> What you have to do
Give all the lines below again, exactly, with no pictures.

Items listed in a dataset:
[BEGIN]

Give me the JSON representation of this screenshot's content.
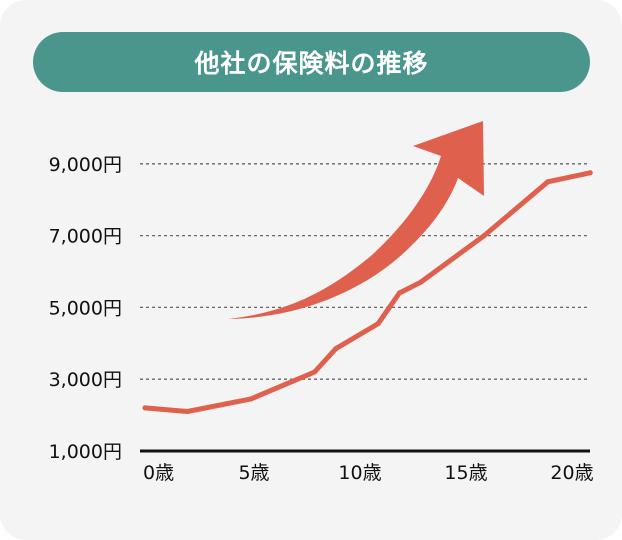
{
  "colors": {
    "background": "#f4f4f4",
    "title_bg": "#4a968d",
    "line": "#e0604e",
    "arrow": "#e0604e",
    "grid": "#666666",
    "axis": "#111111"
  },
  "chart_data": {
    "type": "line",
    "title": "他社の保険料の推移",
    "xlabel": "",
    "ylabel": "",
    "xlim": [
      0,
      21
    ],
    "ylim": [
      1000,
      10000
    ],
    "x_ticks": [
      0,
      5,
      10,
      15,
      20
    ],
    "x_tick_labels": [
      "0歳",
      "5歳",
      "10歳",
      "15歳",
      "20歳"
    ],
    "y_ticks": [
      1000,
      3000,
      5000,
      7000,
      9000
    ],
    "y_tick_labels": [
      "1,000円",
      "3,000円",
      "5,000円",
      "7,000円",
      "9,000円"
    ],
    "grid": "horizontal dotted",
    "series": [
      {
        "x": [
          0,
          2,
          5,
          8,
          9,
          11,
          12,
          13,
          16,
          19,
          21
        ],
        "values": [
          2200,
          2100,
          2450,
          3200,
          3850,
          4550,
          5400,
          5700,
          7000,
          8500,
          8750
        ]
      }
    ],
    "annotations": [
      {
        "type": "arrow",
        "direction": "rising"
      }
    ]
  }
}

[END]

> Complete answer
Give me the JSON representation of this screenshot's content.
{
  "colors": {
    "background": "#f4f4f4",
    "title_bg": "#4a968d",
    "line": "#e0604e",
    "arrow": "#e0604e",
    "grid": "#666666",
    "axis": "#111111"
  },
  "chart_data": {
    "type": "line",
    "title": "他社の保険料の推移",
    "xlabel": "",
    "ylabel": "",
    "xlim": [
      0,
      21
    ],
    "ylim": [
      1000,
      10000
    ],
    "x_ticks": [
      0,
      5,
      10,
      15,
      20
    ],
    "x_tick_labels": [
      "0歳",
      "5歳",
      "10歳",
      "15歳",
      "20歳"
    ],
    "y_ticks": [
      1000,
      3000,
      5000,
      7000,
      9000
    ],
    "y_tick_labels": [
      "1,000円",
      "3,000円",
      "5,000円",
      "7,000円",
      "9,000円"
    ],
    "grid": "horizontal dotted",
    "series": [
      {
        "x": [
          0,
          2,
          5,
          8,
          9,
          11,
          12,
          13,
          16,
          19,
          21
        ],
        "values": [
          2200,
          2100,
          2450,
          3200,
          3850,
          4550,
          5400,
          5700,
          7000,
          8500,
          8750
        ]
      }
    ],
    "annotations": [
      {
        "type": "arrow",
        "direction": "rising"
      }
    ]
  }
}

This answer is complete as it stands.